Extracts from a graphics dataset

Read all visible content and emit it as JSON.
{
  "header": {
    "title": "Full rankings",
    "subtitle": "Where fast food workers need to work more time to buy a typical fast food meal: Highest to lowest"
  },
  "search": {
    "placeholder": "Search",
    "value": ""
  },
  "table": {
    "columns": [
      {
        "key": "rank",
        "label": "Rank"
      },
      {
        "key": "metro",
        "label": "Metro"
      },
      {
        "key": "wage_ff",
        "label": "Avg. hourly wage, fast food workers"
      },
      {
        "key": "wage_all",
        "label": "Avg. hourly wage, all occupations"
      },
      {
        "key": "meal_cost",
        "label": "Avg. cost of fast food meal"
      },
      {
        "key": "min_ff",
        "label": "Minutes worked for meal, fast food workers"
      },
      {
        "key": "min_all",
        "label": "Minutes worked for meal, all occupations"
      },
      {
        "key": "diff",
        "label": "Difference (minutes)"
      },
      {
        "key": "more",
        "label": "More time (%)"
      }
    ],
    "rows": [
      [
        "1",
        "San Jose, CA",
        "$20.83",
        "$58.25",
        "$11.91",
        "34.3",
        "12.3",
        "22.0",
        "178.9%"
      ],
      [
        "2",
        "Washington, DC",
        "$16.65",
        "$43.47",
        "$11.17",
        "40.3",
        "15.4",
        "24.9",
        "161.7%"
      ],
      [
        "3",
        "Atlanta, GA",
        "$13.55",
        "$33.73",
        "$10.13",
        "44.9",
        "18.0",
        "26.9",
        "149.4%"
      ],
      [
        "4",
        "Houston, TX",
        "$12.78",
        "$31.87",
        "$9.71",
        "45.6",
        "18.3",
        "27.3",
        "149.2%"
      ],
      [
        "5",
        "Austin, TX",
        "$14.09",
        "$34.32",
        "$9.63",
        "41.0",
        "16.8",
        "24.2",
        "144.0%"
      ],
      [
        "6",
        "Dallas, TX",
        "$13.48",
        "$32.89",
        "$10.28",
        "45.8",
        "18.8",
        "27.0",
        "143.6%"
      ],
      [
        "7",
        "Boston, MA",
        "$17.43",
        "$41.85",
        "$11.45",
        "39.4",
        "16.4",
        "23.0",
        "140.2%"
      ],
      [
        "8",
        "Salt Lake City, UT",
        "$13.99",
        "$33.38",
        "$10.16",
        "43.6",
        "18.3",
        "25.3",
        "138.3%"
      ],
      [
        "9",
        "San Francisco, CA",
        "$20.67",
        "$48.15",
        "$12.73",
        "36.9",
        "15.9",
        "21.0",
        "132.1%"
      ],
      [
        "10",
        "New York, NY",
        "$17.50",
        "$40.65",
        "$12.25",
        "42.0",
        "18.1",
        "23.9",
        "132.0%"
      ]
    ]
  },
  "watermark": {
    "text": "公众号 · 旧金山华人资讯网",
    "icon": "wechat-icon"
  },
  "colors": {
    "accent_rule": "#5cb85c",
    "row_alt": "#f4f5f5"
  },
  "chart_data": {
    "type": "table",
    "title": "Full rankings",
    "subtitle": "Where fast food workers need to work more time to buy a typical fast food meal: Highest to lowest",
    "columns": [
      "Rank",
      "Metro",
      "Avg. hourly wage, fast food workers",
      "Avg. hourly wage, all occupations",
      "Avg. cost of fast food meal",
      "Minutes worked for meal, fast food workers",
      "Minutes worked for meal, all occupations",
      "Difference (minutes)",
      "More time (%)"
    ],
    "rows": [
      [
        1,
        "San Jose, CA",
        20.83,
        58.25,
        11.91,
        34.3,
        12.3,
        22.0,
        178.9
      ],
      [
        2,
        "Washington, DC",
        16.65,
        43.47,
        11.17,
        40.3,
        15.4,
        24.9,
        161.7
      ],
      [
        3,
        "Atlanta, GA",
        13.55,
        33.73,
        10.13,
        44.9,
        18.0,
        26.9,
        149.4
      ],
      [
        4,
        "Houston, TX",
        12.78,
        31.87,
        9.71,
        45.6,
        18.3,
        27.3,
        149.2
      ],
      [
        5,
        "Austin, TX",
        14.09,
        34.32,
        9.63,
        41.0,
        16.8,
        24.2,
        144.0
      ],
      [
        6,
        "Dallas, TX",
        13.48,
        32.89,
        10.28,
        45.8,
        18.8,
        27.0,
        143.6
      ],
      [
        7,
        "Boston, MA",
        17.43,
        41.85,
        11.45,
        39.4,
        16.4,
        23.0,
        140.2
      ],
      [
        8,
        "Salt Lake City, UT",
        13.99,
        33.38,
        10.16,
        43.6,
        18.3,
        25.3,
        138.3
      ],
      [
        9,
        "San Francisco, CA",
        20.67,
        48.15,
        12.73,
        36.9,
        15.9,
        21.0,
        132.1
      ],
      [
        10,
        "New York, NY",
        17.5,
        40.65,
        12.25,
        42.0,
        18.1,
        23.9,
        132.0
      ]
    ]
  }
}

TASK DETAILS:
Set down the material above again, word for word.

WRITTEN SOLUTION:
Read all visible content and emit it as JSON.
{
  "header": {
    "title": "Full rankings",
    "subtitle": "Where fast food workers need to work more time to buy a typical fast food meal: Highest to lowest"
  },
  "search": {
    "placeholder": "Search",
    "value": ""
  },
  "table": {
    "columns": [
      {
        "key": "rank",
        "label": "Rank"
      },
      {
        "key": "metro",
        "label": "Metro"
      },
      {
        "key": "wage_ff",
        "label": "Avg. hourly wage, fast food workers"
      },
      {
        "key": "wage_all",
        "label": "Avg. hourly wage, all occupations"
      },
      {
        "key": "meal_cost",
        "label": "Avg. cost of fast food meal"
      },
      {
        "key": "min_ff",
        "label": "Minutes worked for meal, fast food workers"
      },
      {
        "key": "min_all",
        "label": "Minutes worked for meal, all occupations"
      },
      {
        "key": "diff",
        "label": "Difference (minutes)"
      },
      {
        "key": "more",
        "label": "More time (%)"
      }
    ],
    "rows": [
      [
        "1",
        "San Jose, CA",
        "$20.83",
        "$58.25",
        "$11.91",
        "34.3",
        "12.3",
        "22.0",
        "178.9%"
      ],
      [
        "2",
        "Washington, DC",
        "$16.65",
        "$43.47",
        "$11.17",
        "40.3",
        "15.4",
        "24.9",
        "161.7%"
      ],
      [
        "3",
        "Atlanta, GA",
        "$13.55",
        "$33.73",
        "$10.13",
        "44.9",
        "18.0",
        "26.9",
        "149.4%"
      ],
      [
        "4",
        "Houston, TX",
        "$12.78",
        "$31.87",
        "$9.71",
        "45.6",
        "18.3",
        "27.3",
        "149.2%"
      ],
      [
        "5",
        "Austin, TX",
        "$14.09",
        "$34.32",
        "$9.63",
        "41.0",
        "16.8",
        "24.2",
        "144.0%"
      ],
      [
        "6",
        "Dallas, TX",
        "$13.48",
        "$32.89",
        "$10.28",
        "45.8",
        "18.8",
        "27.0",
        "143.6%"
      ],
      [
        "7",
        "Boston, MA",
        "$17.43",
        "$41.85",
        "$11.45",
        "39.4",
        "16.4",
        "23.0",
        "140.2%"
      ],
      [
        "8",
        "Salt Lake City, UT",
        "$13.99",
        "$33.38",
        "$10.16",
        "43.6",
        "18.3",
        "25.3",
        "138.3%"
      ],
      [
        "9",
        "San Francisco, CA",
        "$20.67",
        "$48.15",
        "$12.73",
        "36.9",
        "15.9",
        "21.0",
        "132.1%"
      ],
      [
        "10",
        "New York, NY",
        "$17.50",
        "$40.65",
        "$12.25",
        "42.0",
        "18.1",
        "23.9",
        "132.0%"
      ]
    ]
  },
  "watermark": {
    "text": "公众号 · 旧金山华人资讯网",
    "icon": "wechat-icon"
  },
  "colors": {
    "accent_rule": "#5cb85c",
    "row_alt": "#f4f5f5"
  },
  "chart_data": {
    "type": "table",
    "title": "Full rankings",
    "subtitle": "Where fast food workers need to work more time to buy a typical fast food meal: Highest to lowest",
    "columns": [
      "Rank",
      "Metro",
      "Avg. hourly wage, fast food workers",
      "Avg. hourly wage, all occupations",
      "Avg. cost of fast food meal",
      "Minutes worked for meal, fast food workers",
      "Minutes worked for meal, all occupations",
      "Difference (minutes)",
      "More time (%)"
    ],
    "rows": [
      [
        1,
        "San Jose, CA",
        20.83,
        58.25,
        11.91,
        34.3,
        12.3,
        22.0,
        178.9
      ],
      [
        2,
        "Washington, DC",
        16.65,
        43.47,
        11.17,
        40.3,
        15.4,
        24.9,
        161.7
      ],
      [
        3,
        "Atlanta, GA",
        13.55,
        33.73,
        10.13,
        44.9,
        18.0,
        26.9,
        149.4
      ],
      [
        4,
        "Houston, TX",
        12.78,
        31.87,
        9.71,
        45.6,
        18.3,
        27.3,
        149.2
      ],
      [
        5,
        "Austin, TX",
        14.09,
        34.32,
        9.63,
        41.0,
        16.8,
        24.2,
        144.0
      ],
      [
        6,
        "Dallas, TX",
        13.48,
        32.89,
        10.28,
        45.8,
        18.8,
        27.0,
        143.6
      ],
      [
        7,
        "Boston, MA",
        17.43,
        41.85,
        11.45,
        39.4,
        16.4,
        23.0,
        140.2
      ],
      [
        8,
        "Salt Lake City, UT",
        13.99,
        33.38,
        10.16,
        43.6,
        18.3,
        25.3,
        138.3
      ],
      [
        9,
        "San Francisco, CA",
        20.67,
        48.15,
        12.73,
        36.9,
        15.9,
        21.0,
        132.1
      ],
      [
        10,
        "New York, NY",
        17.5,
        40.65,
        12.25,
        42.0,
        18.1,
        23.9,
        132.0
      ]
    ]
  }
}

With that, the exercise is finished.